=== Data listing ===
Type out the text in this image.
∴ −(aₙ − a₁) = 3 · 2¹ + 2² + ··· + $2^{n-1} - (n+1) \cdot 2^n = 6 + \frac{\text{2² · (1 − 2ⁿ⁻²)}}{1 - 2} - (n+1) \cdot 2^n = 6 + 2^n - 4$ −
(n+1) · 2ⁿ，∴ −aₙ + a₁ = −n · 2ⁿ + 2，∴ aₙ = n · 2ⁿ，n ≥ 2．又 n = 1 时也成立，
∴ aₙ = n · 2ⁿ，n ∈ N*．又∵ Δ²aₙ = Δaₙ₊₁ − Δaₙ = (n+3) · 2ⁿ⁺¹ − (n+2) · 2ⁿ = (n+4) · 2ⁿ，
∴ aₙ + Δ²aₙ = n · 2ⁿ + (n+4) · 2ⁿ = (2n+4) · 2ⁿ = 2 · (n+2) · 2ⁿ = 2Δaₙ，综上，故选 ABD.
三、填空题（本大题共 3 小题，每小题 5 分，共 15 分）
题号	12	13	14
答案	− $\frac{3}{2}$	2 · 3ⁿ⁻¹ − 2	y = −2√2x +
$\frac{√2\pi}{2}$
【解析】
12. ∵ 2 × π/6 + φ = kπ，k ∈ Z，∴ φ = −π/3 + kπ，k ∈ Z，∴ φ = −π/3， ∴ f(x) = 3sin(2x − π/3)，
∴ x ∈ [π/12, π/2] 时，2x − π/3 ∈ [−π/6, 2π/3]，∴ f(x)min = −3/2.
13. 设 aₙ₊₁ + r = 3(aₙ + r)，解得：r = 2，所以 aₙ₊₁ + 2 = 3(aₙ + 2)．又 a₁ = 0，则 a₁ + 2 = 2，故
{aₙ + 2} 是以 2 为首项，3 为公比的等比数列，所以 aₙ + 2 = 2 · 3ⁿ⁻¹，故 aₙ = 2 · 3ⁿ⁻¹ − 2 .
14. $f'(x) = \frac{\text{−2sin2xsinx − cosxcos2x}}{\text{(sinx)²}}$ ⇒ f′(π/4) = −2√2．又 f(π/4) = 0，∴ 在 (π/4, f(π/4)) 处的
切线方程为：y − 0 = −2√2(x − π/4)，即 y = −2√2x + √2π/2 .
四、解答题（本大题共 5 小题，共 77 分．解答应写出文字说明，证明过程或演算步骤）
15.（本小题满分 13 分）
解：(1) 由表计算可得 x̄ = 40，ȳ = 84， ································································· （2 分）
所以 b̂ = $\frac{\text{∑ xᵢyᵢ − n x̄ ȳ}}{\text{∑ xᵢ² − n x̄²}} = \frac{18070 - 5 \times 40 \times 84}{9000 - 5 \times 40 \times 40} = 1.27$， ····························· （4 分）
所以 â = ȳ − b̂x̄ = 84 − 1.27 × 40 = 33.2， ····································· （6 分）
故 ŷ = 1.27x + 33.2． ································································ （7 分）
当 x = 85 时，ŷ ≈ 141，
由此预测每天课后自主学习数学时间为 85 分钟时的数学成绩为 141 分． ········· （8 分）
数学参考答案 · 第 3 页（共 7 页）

==

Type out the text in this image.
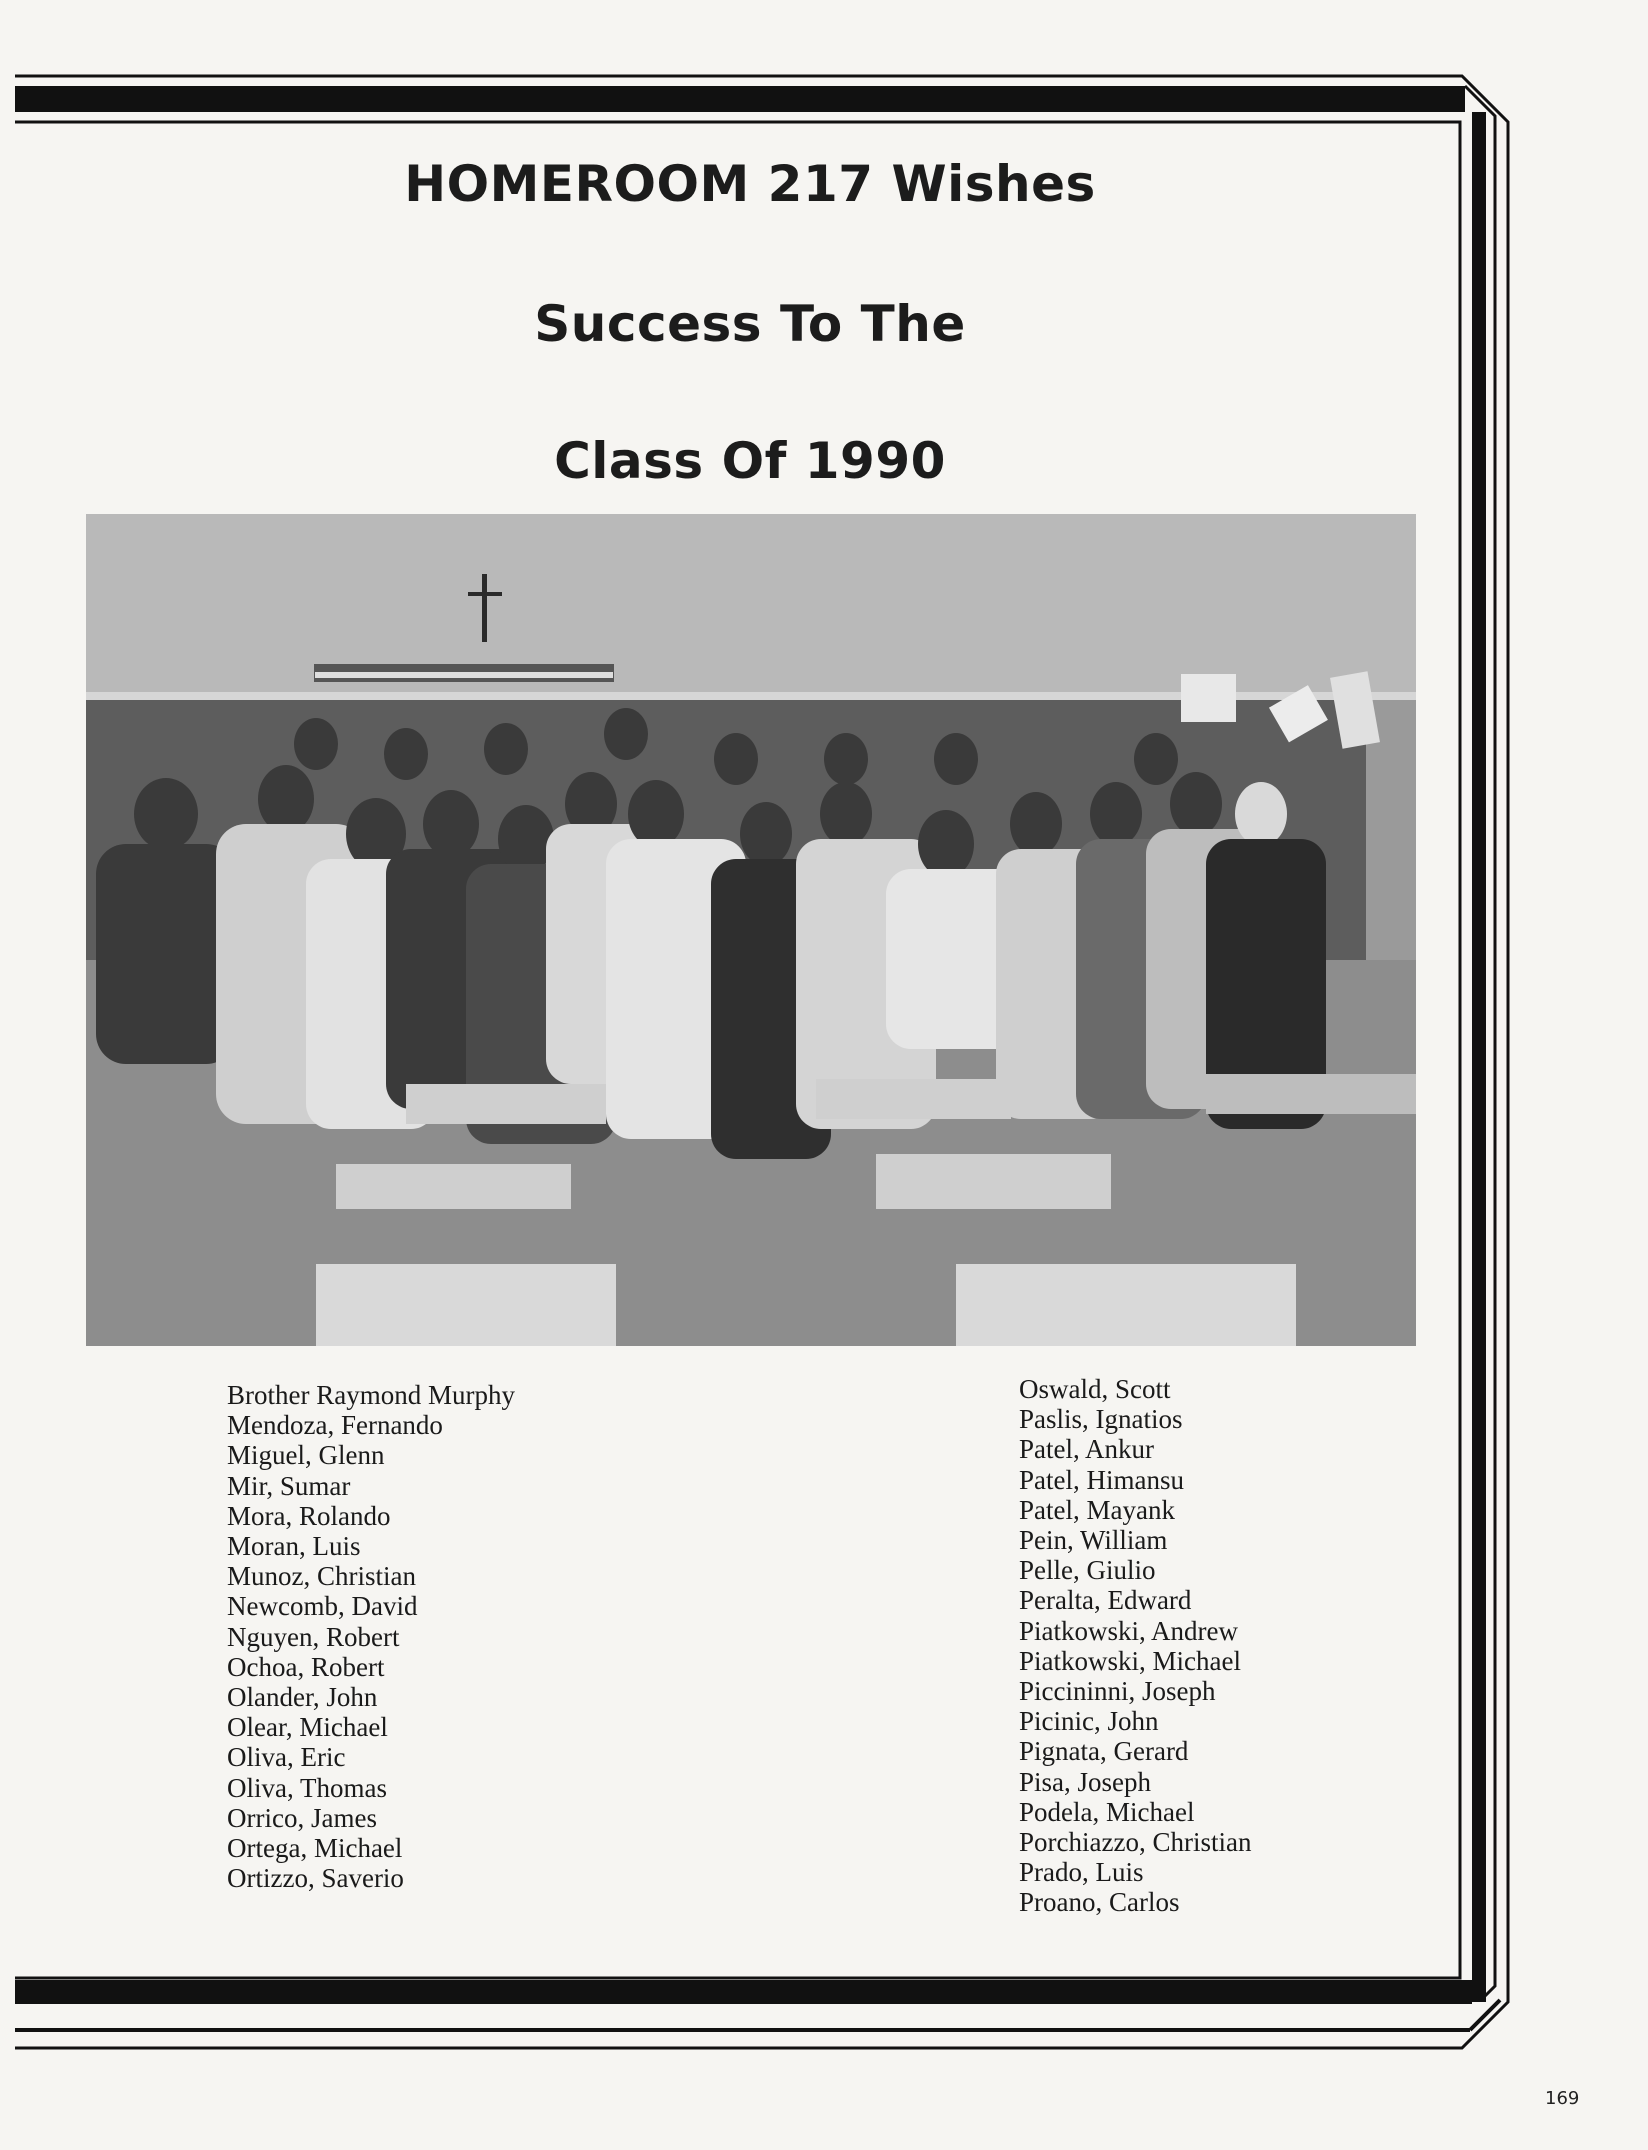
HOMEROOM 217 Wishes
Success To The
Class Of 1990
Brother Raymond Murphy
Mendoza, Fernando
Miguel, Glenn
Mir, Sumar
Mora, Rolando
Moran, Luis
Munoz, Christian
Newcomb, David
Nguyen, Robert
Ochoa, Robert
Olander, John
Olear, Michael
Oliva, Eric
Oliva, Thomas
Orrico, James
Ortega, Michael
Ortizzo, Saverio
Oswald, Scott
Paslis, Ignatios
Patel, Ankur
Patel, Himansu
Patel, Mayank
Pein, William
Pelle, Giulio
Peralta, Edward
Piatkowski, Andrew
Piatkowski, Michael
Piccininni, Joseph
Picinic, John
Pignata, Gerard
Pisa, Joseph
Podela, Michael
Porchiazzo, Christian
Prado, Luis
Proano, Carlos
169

=== Problem details ===
Show all lines from the records above where the word "frac" occurs.

=== Complete response ===
∴ −(aₙ − a₁) = 3 · 2¹ + 2² + ··· + $2^{n-1} - (n+1) \cdot 2^n = 6 + \frac{\text{2² · (1 − 2ⁿ⁻²)}}{1 - 2} - (n+1) \cdot 2^n = 6 + 2^n - 4$ −
答案	− $\frac{3}{2}$	2 · 3ⁿ⁻¹ − 2	y = −2√2x +
$\frac{√2\pi}{2}$
14. $f'(x) = \frac{\text{−2sin2xsinx − cosxcos2x}}{\text{(sinx)²}}$ ⇒ f′(π/4) = −2√2．又 f(π/4) = 0，∴ 在 (π/4, f(π/4)) 处的
所以 b̂ = $\frac{\text{∑ xᵢyᵢ − n x̄ ȳ}}{\text{∑ xᵢ² − n x̄²}} = \frac{18070 - 5 \times 40 \times 84}{9000 - 5 \times 40 \times 40} = 1.27$， ····························· （4 分）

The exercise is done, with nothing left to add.